- [Work to complete]
Your task is to transcribe all of the data below exactly, omitting the images.

* START Extracted data *

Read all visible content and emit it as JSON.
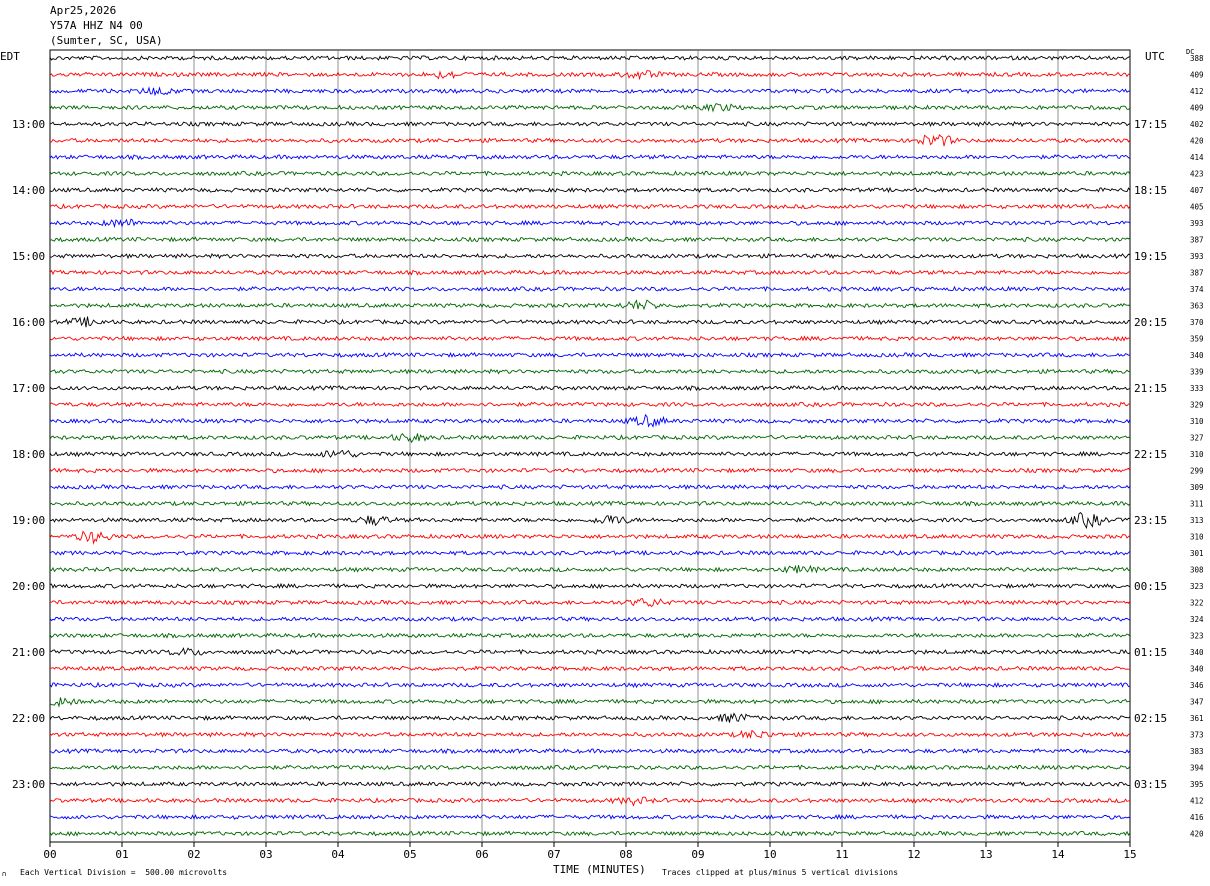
{
  "header": {
    "date": "Apr25,2026",
    "station": "Y57A HHZ N4 00",
    "location": "(Sumter, SC, USA)"
  },
  "timezone_left": "EDT",
  "timezone_right": "UTC",
  "dc_label": "DC",
  "footer": {
    "division_note": "Each Vertical Division =  500.00 microvolts",
    "clip_note": "Traces clipped at plus/minus 5 vertical divisions",
    "corner_mark": "∩"
  },
  "chart_data": {
    "type": "line",
    "title": "Apr25,2026",
    "xlabel": "TIME (MINUTES)",
    "xlim": [
      0,
      15
    ],
    "x_ticks": [
      "00",
      "01",
      "02",
      "03",
      "04",
      "05",
      "06",
      "07",
      "08",
      "09",
      "10",
      "11",
      "12",
      "13",
      "14",
      "15"
    ],
    "trace_colors": [
      "#000000",
      "#ff0000",
      "#0000ff",
      "#006600"
    ],
    "left_hour_labels": [
      "13:00",
      "14:00",
      "15:00",
      "16:00",
      "17:00",
      "18:00",
      "19:00",
      "20:00",
      "21:00",
      "22:00",
      "23:00"
    ],
    "right_hour_labels": [
      "17:15",
      "18:15",
      "19:15",
      "20:15",
      "21:15",
      "22:15",
      "23:15",
      "00:15",
      "01:15",
      "02:15",
      "03:15"
    ],
    "dc_offsets": [
      388,
      409,
      412,
      409,
      402,
      420,
      414,
      423,
      407,
      405,
      393,
      387,
      393,
      387,
      374,
      363,
      370,
      359,
      340,
      339,
      333,
      329,
      310,
      327,
      310,
      299,
      309,
      311,
      313,
      310,
      301,
      308,
      323,
      322,
      324,
      323,
      340,
      340,
      346,
      347,
      361,
      373,
      383,
      394,
      395,
      412,
      416,
      420
    ],
    "trace_count": 48,
    "event_bursts": [
      {
        "trace": 1,
        "minute": 5.5,
        "amp": 1.6
      },
      {
        "trace": 1,
        "minute": 8.2,
        "amp": 1.8
      },
      {
        "trace": 2,
        "minute": 1.5,
        "amp": 1.7
      },
      {
        "trace": 3,
        "minute": 9.3,
        "amp": 1.5
      },
      {
        "trace": 5,
        "minute": 12.3,
        "amp": 3.0
      },
      {
        "trace": 10,
        "minute": 1.0,
        "amp": 1.8
      },
      {
        "trace": 15,
        "minute": 8.2,
        "amp": 2.2
      },
      {
        "trace": 16,
        "minute": 0.5,
        "amp": 1.8
      },
      {
        "trace": 22,
        "minute": 8.3,
        "amp": 2.4
      },
      {
        "trace": 23,
        "minute": 5.0,
        "amp": 1.8
      },
      {
        "trace": 24,
        "minute": 4.0,
        "amp": 1.9
      },
      {
        "trace": 28,
        "minute": 4.5,
        "amp": 2.0
      },
      {
        "trace": 28,
        "minute": 7.8,
        "amp": 2.2
      },
      {
        "trace": 28,
        "minute": 14.4,
        "amp": 3.2
      },
      {
        "trace": 29,
        "minute": 0.6,
        "amp": 2.6
      },
      {
        "trace": 31,
        "minute": 10.4,
        "amp": 1.6
      },
      {
        "trace": 33,
        "minute": 8.3,
        "amp": 2.0
      },
      {
        "trace": 36,
        "minute": 1.9,
        "amp": 1.6
      },
      {
        "trace": 39,
        "minute": 0.1,
        "amp": 1.8
      },
      {
        "trace": 40,
        "minute": 9.5,
        "amp": 2.0
      },
      {
        "trace": 41,
        "minute": 9.8,
        "amp": 1.6
      },
      {
        "trace": 45,
        "minute": 8.1,
        "amp": 1.5
      }
    ]
  }
}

* END Extracted data *

- [Answer to this exercise]
Read all visible content and emit it as JSON.
{
  "header": {
    "date": "Apr25,2026",
    "station": "Y57A HHZ N4 00",
    "location": "(Sumter, SC, USA)"
  },
  "timezone_left": "EDT",
  "timezone_right": "UTC",
  "dc_label": "DC",
  "footer": {
    "division_note": "Each Vertical Division =  500.00 microvolts",
    "clip_note": "Traces clipped at plus/minus 5 vertical divisions",
    "corner_mark": "∩"
  },
  "chart_data": {
    "type": "line",
    "title": "Apr25,2026",
    "xlabel": "TIME (MINUTES)",
    "xlim": [
      0,
      15
    ],
    "x_ticks": [
      "00",
      "01",
      "02",
      "03",
      "04",
      "05",
      "06",
      "07",
      "08",
      "09",
      "10",
      "11",
      "12",
      "13",
      "14",
      "15"
    ],
    "trace_colors": [
      "#000000",
      "#ff0000",
      "#0000ff",
      "#006600"
    ],
    "left_hour_labels": [
      "13:00",
      "14:00",
      "15:00",
      "16:00",
      "17:00",
      "18:00",
      "19:00",
      "20:00",
      "21:00",
      "22:00",
      "23:00"
    ],
    "right_hour_labels": [
      "17:15",
      "18:15",
      "19:15",
      "20:15",
      "21:15",
      "22:15",
      "23:15",
      "00:15",
      "01:15",
      "02:15",
      "03:15"
    ],
    "dc_offsets": [
      388,
      409,
      412,
      409,
      402,
      420,
      414,
      423,
      407,
      405,
      393,
      387,
      393,
      387,
      374,
      363,
      370,
      359,
      340,
      339,
      333,
      329,
      310,
      327,
      310,
      299,
      309,
      311,
      313,
      310,
      301,
      308,
      323,
      322,
      324,
      323,
      340,
      340,
      346,
      347,
      361,
      373,
      383,
      394,
      395,
      412,
      416,
      420
    ],
    "trace_count": 48,
    "event_bursts": [
      {
        "trace": 1,
        "minute": 5.5,
        "amp": 1.6
      },
      {
        "trace": 1,
        "minute": 8.2,
        "amp": 1.8
      },
      {
        "trace": 2,
        "minute": 1.5,
        "amp": 1.7
      },
      {
        "trace": 3,
        "minute": 9.3,
        "amp": 1.5
      },
      {
        "trace": 5,
        "minute": 12.3,
        "amp": 3.0
      },
      {
        "trace": 10,
        "minute": 1.0,
        "amp": 1.8
      },
      {
        "trace": 15,
        "minute": 8.2,
        "amp": 2.2
      },
      {
        "trace": 16,
        "minute": 0.5,
        "amp": 1.8
      },
      {
        "trace": 22,
        "minute": 8.3,
        "amp": 2.4
      },
      {
        "trace": 23,
        "minute": 5.0,
        "amp": 1.8
      },
      {
        "trace": 24,
        "minute": 4.0,
        "amp": 1.9
      },
      {
        "trace": 28,
        "minute": 4.5,
        "amp": 2.0
      },
      {
        "trace": 28,
        "minute": 7.8,
        "amp": 2.2
      },
      {
        "trace": 28,
        "minute": 14.4,
        "amp": 3.2
      },
      {
        "trace": 29,
        "minute": 0.6,
        "amp": 2.6
      },
      {
        "trace": 31,
        "minute": 10.4,
        "amp": 1.6
      },
      {
        "trace": 33,
        "minute": 8.3,
        "amp": 2.0
      },
      {
        "trace": 36,
        "minute": 1.9,
        "amp": 1.6
      },
      {
        "trace": 39,
        "minute": 0.1,
        "amp": 1.8
      },
      {
        "trace": 40,
        "minute": 9.5,
        "amp": 2.0
      },
      {
        "trace": 41,
        "minute": 9.8,
        "amp": 1.6
      },
      {
        "trace": 45,
        "minute": 8.1,
        "amp": 1.5
      }
    ]
  }
}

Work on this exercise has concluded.